**What the task requires**
From the items below, pull out every line that contains the word "List".

**Records for this task**
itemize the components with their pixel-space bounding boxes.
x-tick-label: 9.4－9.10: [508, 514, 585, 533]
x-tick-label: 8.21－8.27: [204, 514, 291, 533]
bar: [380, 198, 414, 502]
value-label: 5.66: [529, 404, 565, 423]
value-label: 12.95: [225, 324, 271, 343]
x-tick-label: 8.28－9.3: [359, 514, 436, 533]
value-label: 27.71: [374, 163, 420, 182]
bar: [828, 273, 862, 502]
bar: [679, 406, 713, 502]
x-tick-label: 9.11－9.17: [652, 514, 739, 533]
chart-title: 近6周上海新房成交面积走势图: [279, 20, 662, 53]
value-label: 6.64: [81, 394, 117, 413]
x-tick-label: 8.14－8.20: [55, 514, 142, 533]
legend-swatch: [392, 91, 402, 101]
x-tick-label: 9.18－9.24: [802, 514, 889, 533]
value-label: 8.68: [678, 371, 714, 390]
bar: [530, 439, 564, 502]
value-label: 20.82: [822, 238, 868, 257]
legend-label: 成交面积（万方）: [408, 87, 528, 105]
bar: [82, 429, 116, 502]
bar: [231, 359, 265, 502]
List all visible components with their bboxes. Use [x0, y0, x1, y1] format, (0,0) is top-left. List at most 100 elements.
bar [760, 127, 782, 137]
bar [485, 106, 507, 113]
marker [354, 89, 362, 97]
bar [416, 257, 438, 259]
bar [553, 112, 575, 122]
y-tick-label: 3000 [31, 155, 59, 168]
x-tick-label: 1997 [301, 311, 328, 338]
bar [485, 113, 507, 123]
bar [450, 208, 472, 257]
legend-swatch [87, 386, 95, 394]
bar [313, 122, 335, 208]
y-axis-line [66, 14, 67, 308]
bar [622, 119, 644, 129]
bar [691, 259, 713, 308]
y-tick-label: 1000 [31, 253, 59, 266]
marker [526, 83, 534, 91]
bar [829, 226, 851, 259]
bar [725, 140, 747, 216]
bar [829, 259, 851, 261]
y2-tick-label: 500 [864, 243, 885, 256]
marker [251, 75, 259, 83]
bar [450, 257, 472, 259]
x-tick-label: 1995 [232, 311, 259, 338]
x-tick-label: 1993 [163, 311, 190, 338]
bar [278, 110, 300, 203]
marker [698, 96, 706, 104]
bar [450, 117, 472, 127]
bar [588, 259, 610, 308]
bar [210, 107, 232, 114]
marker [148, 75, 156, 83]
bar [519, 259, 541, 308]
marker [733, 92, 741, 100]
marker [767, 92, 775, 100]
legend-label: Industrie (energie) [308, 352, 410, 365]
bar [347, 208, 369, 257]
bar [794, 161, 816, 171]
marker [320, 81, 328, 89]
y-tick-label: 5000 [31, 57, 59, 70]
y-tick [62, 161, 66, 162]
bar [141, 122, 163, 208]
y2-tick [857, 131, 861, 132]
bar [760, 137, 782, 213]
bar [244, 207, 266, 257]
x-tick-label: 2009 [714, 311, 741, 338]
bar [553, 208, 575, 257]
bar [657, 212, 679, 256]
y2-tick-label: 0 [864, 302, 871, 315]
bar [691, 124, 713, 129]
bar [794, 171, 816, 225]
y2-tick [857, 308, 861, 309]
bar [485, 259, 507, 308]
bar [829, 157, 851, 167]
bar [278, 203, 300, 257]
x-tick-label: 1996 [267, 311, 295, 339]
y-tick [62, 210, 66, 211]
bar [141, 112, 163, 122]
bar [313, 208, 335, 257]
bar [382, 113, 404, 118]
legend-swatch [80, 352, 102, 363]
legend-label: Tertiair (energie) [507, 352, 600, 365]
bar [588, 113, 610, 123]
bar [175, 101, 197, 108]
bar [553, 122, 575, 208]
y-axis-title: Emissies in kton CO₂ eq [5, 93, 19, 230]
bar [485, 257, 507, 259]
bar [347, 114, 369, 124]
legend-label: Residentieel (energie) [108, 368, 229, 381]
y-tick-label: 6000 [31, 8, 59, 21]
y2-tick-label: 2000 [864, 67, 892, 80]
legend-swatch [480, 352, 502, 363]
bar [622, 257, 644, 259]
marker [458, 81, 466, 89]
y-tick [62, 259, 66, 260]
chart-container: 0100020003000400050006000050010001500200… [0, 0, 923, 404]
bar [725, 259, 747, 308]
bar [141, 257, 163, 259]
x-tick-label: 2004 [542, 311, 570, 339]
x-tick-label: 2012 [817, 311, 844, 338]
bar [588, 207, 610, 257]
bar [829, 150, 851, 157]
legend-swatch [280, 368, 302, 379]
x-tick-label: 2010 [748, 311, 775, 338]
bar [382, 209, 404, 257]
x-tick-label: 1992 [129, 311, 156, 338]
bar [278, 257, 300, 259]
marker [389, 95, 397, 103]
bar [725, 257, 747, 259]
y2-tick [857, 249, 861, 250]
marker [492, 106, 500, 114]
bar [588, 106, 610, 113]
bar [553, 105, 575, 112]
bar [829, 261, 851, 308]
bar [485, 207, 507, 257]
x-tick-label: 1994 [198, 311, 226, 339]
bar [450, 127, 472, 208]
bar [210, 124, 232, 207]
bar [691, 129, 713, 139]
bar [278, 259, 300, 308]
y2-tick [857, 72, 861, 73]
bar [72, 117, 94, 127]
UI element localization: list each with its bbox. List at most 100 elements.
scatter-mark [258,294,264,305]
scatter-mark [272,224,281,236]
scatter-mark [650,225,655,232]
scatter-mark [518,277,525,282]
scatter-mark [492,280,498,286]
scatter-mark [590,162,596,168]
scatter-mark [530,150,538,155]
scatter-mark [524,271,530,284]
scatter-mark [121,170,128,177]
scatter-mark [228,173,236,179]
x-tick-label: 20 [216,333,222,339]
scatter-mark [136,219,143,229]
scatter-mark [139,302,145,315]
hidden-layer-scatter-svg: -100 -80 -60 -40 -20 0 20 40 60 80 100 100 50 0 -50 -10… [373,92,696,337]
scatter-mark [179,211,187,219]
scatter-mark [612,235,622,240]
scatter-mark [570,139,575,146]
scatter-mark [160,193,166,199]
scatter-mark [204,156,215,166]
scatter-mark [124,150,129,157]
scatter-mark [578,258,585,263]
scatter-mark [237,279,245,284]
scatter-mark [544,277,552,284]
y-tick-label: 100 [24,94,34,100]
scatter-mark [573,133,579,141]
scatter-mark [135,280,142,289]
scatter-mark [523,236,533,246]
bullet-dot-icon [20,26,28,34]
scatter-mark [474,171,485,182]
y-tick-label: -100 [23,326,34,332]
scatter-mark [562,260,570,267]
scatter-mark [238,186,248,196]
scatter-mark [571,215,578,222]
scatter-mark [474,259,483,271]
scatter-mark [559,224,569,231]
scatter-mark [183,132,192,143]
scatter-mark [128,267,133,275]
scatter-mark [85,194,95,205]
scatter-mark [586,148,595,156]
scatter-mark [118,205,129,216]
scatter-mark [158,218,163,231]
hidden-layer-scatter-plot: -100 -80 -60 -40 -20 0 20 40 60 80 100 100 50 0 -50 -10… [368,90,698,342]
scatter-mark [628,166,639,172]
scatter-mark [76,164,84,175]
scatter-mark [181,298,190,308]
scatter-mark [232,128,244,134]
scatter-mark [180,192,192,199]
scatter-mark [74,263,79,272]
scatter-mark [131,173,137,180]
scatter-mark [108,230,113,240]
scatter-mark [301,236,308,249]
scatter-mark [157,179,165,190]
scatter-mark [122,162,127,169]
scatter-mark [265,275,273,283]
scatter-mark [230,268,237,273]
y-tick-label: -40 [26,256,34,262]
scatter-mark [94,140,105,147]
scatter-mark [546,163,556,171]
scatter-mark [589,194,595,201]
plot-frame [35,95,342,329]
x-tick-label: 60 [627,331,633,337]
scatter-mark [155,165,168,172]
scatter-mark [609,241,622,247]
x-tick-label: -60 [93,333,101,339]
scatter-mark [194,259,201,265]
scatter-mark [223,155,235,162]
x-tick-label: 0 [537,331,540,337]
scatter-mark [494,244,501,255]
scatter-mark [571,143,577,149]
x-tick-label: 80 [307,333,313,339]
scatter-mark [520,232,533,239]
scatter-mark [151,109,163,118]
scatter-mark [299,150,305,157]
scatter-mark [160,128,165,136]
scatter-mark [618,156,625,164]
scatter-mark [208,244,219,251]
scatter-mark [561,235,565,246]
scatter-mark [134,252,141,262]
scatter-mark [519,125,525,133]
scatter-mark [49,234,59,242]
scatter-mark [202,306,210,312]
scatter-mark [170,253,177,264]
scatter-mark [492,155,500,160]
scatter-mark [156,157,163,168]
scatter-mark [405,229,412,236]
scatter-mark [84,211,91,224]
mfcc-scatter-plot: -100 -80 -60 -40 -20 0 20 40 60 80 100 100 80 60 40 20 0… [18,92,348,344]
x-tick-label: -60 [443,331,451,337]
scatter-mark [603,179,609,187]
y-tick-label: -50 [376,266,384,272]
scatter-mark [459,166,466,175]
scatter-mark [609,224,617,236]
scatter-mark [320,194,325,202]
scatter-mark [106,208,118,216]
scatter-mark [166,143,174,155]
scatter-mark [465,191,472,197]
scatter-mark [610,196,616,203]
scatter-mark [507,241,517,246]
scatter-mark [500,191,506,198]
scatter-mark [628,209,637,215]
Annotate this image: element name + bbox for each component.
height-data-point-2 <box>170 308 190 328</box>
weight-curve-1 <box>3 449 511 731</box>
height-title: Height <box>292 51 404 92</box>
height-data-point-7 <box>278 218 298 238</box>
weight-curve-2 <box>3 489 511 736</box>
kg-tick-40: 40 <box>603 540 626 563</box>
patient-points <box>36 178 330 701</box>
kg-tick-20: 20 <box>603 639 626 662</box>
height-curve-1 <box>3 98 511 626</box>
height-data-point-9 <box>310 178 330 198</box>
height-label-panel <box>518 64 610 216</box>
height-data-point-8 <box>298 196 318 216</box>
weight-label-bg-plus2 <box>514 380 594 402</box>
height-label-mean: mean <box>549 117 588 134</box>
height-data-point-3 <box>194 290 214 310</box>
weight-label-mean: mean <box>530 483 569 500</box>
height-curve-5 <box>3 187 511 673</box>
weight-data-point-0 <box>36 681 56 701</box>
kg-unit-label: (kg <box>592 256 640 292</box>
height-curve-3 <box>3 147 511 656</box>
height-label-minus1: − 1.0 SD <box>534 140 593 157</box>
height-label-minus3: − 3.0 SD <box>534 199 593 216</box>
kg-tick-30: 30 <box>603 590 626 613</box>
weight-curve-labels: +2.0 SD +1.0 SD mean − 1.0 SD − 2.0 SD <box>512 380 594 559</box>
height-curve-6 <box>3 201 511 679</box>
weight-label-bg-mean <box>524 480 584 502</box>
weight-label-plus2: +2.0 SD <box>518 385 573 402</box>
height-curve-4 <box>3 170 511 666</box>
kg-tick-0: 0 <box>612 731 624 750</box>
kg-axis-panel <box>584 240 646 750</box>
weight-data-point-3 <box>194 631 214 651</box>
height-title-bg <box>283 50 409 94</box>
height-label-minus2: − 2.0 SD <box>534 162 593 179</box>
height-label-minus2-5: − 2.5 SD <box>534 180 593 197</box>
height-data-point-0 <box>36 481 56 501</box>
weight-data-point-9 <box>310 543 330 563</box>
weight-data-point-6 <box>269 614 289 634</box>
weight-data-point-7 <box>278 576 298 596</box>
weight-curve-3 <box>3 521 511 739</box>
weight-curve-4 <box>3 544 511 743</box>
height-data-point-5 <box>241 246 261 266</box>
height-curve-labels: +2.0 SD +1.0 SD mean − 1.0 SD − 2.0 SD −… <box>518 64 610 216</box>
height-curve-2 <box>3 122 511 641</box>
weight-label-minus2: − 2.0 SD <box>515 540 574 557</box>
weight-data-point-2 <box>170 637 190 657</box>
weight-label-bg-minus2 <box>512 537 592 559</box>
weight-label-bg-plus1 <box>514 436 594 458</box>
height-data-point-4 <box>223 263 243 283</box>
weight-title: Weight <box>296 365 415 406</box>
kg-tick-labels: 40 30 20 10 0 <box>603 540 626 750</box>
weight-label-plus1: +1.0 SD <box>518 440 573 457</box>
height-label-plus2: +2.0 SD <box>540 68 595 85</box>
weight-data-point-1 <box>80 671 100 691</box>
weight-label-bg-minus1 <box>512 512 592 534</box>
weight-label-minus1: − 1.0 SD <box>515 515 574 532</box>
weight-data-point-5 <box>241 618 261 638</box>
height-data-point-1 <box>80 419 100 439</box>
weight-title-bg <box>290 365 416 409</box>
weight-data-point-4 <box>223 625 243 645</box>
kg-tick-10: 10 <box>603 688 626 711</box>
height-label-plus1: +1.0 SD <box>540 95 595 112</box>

**Response for this exercise**
List all visible components with their bboxes. Use [x0, y0, x1, y1] format, (0,0) is top-left. List at most 100 elements.
UI element localization: list each with its bbox. List at most 100 elements.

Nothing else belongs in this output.